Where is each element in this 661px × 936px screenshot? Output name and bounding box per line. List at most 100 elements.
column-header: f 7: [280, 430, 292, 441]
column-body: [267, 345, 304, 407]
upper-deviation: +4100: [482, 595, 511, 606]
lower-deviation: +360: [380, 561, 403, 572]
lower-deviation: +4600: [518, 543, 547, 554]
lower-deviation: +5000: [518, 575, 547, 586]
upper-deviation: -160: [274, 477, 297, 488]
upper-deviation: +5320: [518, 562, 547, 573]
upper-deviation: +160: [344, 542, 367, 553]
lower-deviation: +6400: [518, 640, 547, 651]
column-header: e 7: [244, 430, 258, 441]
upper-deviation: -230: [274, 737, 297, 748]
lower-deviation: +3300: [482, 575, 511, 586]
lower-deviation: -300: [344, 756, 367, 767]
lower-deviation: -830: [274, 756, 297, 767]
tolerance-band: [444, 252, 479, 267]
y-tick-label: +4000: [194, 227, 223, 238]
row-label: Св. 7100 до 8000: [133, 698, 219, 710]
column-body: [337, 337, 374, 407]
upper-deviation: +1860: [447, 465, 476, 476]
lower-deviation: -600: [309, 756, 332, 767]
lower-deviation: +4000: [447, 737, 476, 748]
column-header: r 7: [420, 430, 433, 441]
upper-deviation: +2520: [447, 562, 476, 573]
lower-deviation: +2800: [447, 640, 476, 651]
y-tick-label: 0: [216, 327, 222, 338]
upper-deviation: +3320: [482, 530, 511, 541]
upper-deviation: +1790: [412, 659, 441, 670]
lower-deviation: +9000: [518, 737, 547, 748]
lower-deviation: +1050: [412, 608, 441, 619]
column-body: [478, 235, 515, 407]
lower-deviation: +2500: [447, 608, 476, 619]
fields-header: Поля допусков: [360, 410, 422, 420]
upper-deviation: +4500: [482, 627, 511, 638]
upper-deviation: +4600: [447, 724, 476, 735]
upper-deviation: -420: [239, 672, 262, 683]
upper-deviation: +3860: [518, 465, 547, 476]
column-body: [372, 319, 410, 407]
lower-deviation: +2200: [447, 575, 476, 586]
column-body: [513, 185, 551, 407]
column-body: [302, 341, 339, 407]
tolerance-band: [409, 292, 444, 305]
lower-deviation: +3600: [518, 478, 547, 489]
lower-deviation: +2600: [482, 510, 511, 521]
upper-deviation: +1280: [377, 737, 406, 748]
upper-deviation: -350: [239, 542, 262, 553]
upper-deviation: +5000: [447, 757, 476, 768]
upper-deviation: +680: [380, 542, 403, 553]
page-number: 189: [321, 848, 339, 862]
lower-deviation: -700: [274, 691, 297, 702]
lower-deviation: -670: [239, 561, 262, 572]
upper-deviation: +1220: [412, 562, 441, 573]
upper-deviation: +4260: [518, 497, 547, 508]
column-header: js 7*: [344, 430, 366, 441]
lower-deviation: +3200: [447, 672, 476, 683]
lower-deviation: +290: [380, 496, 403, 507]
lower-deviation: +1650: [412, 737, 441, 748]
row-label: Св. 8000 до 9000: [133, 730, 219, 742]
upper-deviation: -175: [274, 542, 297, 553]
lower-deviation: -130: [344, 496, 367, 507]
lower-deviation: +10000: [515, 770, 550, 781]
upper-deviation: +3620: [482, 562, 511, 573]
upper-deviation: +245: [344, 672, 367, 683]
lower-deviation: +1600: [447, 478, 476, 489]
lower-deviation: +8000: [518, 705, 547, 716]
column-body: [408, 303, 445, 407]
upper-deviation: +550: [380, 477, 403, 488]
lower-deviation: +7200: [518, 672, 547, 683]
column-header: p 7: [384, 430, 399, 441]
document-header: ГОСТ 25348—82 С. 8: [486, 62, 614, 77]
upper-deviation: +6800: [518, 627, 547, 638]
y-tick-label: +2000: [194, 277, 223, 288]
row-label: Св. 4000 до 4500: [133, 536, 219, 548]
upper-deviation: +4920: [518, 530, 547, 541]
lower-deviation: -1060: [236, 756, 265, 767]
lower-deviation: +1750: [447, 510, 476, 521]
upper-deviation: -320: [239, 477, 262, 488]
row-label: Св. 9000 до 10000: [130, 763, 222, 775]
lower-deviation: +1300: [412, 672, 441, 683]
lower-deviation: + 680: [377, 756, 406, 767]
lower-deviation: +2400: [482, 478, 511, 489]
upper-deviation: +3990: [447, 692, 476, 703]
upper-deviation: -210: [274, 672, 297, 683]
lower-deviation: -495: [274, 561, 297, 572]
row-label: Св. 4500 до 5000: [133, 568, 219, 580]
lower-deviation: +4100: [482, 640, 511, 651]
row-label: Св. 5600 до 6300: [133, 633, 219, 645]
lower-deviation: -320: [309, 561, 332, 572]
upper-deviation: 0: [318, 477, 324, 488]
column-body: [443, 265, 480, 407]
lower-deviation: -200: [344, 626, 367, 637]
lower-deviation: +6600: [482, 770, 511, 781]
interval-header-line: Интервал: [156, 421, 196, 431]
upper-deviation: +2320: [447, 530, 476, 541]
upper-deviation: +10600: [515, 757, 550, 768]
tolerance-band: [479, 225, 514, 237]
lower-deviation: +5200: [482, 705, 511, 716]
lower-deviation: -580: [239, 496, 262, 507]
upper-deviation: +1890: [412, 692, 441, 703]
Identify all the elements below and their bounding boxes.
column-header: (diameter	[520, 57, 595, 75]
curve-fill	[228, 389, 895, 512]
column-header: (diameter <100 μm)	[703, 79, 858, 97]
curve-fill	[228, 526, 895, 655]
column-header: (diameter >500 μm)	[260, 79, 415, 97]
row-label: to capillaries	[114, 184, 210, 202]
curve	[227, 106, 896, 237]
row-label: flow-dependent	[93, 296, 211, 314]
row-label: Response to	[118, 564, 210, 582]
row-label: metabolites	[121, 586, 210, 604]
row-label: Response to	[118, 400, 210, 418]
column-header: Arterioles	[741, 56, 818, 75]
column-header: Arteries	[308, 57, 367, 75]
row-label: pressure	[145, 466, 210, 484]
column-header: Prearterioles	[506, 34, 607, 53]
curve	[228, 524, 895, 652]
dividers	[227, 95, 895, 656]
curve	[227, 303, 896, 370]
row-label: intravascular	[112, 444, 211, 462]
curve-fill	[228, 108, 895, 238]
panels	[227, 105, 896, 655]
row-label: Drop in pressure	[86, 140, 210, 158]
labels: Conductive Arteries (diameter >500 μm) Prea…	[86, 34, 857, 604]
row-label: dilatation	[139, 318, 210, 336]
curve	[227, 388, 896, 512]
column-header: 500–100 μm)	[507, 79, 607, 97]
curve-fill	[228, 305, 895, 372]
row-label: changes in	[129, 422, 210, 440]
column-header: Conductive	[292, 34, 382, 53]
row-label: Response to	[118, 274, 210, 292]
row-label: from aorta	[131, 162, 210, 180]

[INSTRUCTION]: Rewrite the data above, replacing "row-label" with "row-name" throughout and leaving everything else unchanged.

[FINAL RESULT]:
Where is each element in this 661px × 936px screenshot? Output name and bounding box per line. List at most 100 elements.
column-header: f 7: [280, 430, 292, 441]
column-body: [267, 345, 304, 407]
upper-deviation: +4100: [482, 595, 511, 606]
lower-deviation: +360: [380, 561, 403, 572]
lower-deviation: +4600: [518, 543, 547, 554]
lower-deviation: +5000: [518, 575, 547, 586]
upper-deviation: -160: [274, 477, 297, 488]
upper-deviation: +5320: [518, 562, 547, 573]
upper-deviation: +160: [344, 542, 367, 553]
lower-deviation: +6400: [518, 640, 547, 651]
column-header: e 7: [244, 430, 258, 441]
upper-deviation: -230: [274, 737, 297, 748]
lower-deviation: +3300: [482, 575, 511, 586]
lower-deviation: -300: [344, 756, 367, 767]
lower-deviation: -830: [274, 756, 297, 767]
tolerance-band: [444, 252, 479, 267]
y-tick-label: +4000: [194, 227, 223, 238]
row-name: Св. 7100 до 8000: [133, 698, 219, 710]
column-body: [337, 337, 374, 407]
upper-deviation: +1860: [447, 465, 476, 476]
lower-deviation: -600: [309, 756, 332, 767]
lower-deviation: +4000: [447, 737, 476, 748]
column-header: r 7: [420, 430, 433, 441]
upper-deviation: +2520: [447, 562, 476, 573]
lower-deviation: +2800: [447, 640, 476, 651]
y-tick-label: 0: [216, 327, 222, 338]
upper-deviation: +3320: [482, 530, 511, 541]
upper-deviation: +1790: [412, 659, 441, 670]
lower-deviation: +9000: [518, 737, 547, 748]
lower-deviation: +1050: [412, 608, 441, 619]
column-body: [478, 235, 515, 407]
lower-deviation: +2500: [447, 608, 476, 619]
fields-header: Поля допусков: [360, 410, 422, 420]
upper-deviation: +4500: [482, 627, 511, 638]
upper-deviation: +4600: [447, 724, 476, 735]
upper-deviation: -420: [239, 672, 262, 683]
upper-deviation: +3860: [518, 465, 547, 476]
column-body: [372, 319, 410, 407]
lower-deviation: +2200: [447, 575, 476, 586]
column-body: [513, 185, 551, 407]
column-body: [302, 341, 339, 407]
tolerance-band: [409, 292, 444, 305]
lower-deviation: +3600: [518, 478, 547, 489]
lower-deviation: +2600: [482, 510, 511, 521]
upper-deviation: +1280: [377, 737, 406, 748]
upper-deviation: -350: [239, 542, 262, 553]
upper-deviation: +5000: [447, 757, 476, 768]
upper-deviation: +680: [380, 542, 403, 553]
page-number: 189: [321, 848, 339, 862]
lower-deviation: -700: [274, 691, 297, 702]
lower-deviation: -670: [239, 561, 262, 572]
upper-deviation: +1220: [412, 562, 441, 573]
upper-deviation: +4260: [518, 497, 547, 508]
column-header: js 7*: [344, 430, 366, 441]
lower-deviation: +3200: [447, 672, 476, 683]
lower-deviation: +290: [380, 496, 403, 507]
lower-deviation: +1650: [412, 737, 441, 748]
row-name: Св. 8000 до 9000: [133, 730, 219, 742]
upper-deviation: -175: [274, 542, 297, 553]
lower-deviation: -130: [344, 496, 367, 507]
lower-deviation: +10000: [515, 770, 550, 781]
upper-deviation: +3620: [482, 562, 511, 573]
upper-deviation: +245: [344, 672, 367, 683]
lower-deviation: +1600: [447, 478, 476, 489]
lower-deviation: +8000: [518, 705, 547, 716]
column-body: [408, 303, 445, 407]
upper-deviation: +550: [380, 477, 403, 488]
lower-deviation: +7200: [518, 672, 547, 683]
column-header: p 7: [384, 430, 399, 441]
document-header: ГОСТ 25348—82 С. 8: [486, 62, 614, 77]
upper-deviation: +6800: [518, 627, 547, 638]
y-tick-label: +2000: [194, 277, 223, 288]
row-name: Св. 4000 до 4500: [133, 536, 219, 548]
upper-deviation: +4920: [518, 530, 547, 541]
lower-deviation: -1060: [236, 756, 265, 767]
lower-deviation: +1750: [447, 510, 476, 521]
upper-deviation: -320: [239, 477, 262, 488]
row-name: Св. 9000 до 10000: [130, 763, 222, 775]
lower-deviation: +1300: [412, 672, 441, 683]
lower-deviation: + 680: [377, 756, 406, 767]
lower-deviation: +2400: [482, 478, 511, 489]
upper-deviation: +3990: [447, 692, 476, 703]
upper-deviation: -210: [274, 672, 297, 683]
lower-deviation: -495: [274, 561, 297, 572]
row-name: Св. 4500 до 5000: [133, 568, 219, 580]
lower-deviation: +4100: [482, 640, 511, 651]
row-name: Св. 5600 до 6300: [133, 633, 219, 645]
lower-deviation: -320: [309, 561, 332, 572]
upper-deviation: 0: [318, 477, 324, 488]
column-body: [443, 265, 480, 407]
lower-deviation: -200: [344, 626, 367, 637]
lower-deviation: +6600: [482, 770, 511, 781]
interval-header-line: Интервал: [156, 421, 196, 431]
upper-deviation: +2320: [447, 530, 476, 541]
upper-deviation: +10600: [515, 757, 550, 768]
tolerance-band: [479, 225, 514, 237]
lower-deviation: +5200: [482, 705, 511, 716]
lower-deviation: -580: [239, 496, 262, 507]
upper-deviation: +1890: [412, 692, 441, 703]
Identify all the elements below and their bounding boxes.
column-header: (diameter	[520, 57, 595, 75]
curve-fill	[228, 389, 895, 512]
column-header: (diameter <100 μm)	[703, 79, 858, 97]
curve-fill	[228, 526, 895, 655]
column-header: (diameter >500 μm)	[260, 79, 415, 97]
row-name: to capillaries	[114, 184, 210, 202]
curve	[227, 106, 896, 237]
row-name: flow-dependent	[93, 296, 211, 314]
row-name: Response to	[118, 564, 210, 582]
row-name: metabolites	[121, 586, 210, 604]
row-name: Response to	[118, 400, 210, 418]
column-header: Arterioles	[741, 56, 818, 75]
column-header: Arteries	[308, 57, 367, 75]
row-name: pressure	[145, 466, 210, 484]
column-header: Prearterioles	[506, 34, 607, 53]
curve	[228, 524, 895, 652]
dividers	[227, 95, 895, 656]
curve	[227, 303, 896, 370]
row-name: intravascular	[112, 444, 211, 462]
curve-fill	[228, 108, 895, 238]
panels	[227, 105, 896, 655]
row-name: Drop in pressure	[86, 140, 210, 158]
labels: Conductive Arteries (diameter >500 μm) Prea…	[86, 34, 857, 604]
row-name: dilatation	[139, 318, 210, 336]
curve	[227, 388, 896, 512]
column-header: 500–100 μm)	[507, 79, 607, 97]
curve-fill	[228, 305, 895, 372]
row-name: changes in	[129, 422, 210, 440]
column-header: Conductive	[292, 34, 382, 53]
row-name: Response to	[118, 274, 210, 292]
row-name: from aorta	[131, 162, 210, 180]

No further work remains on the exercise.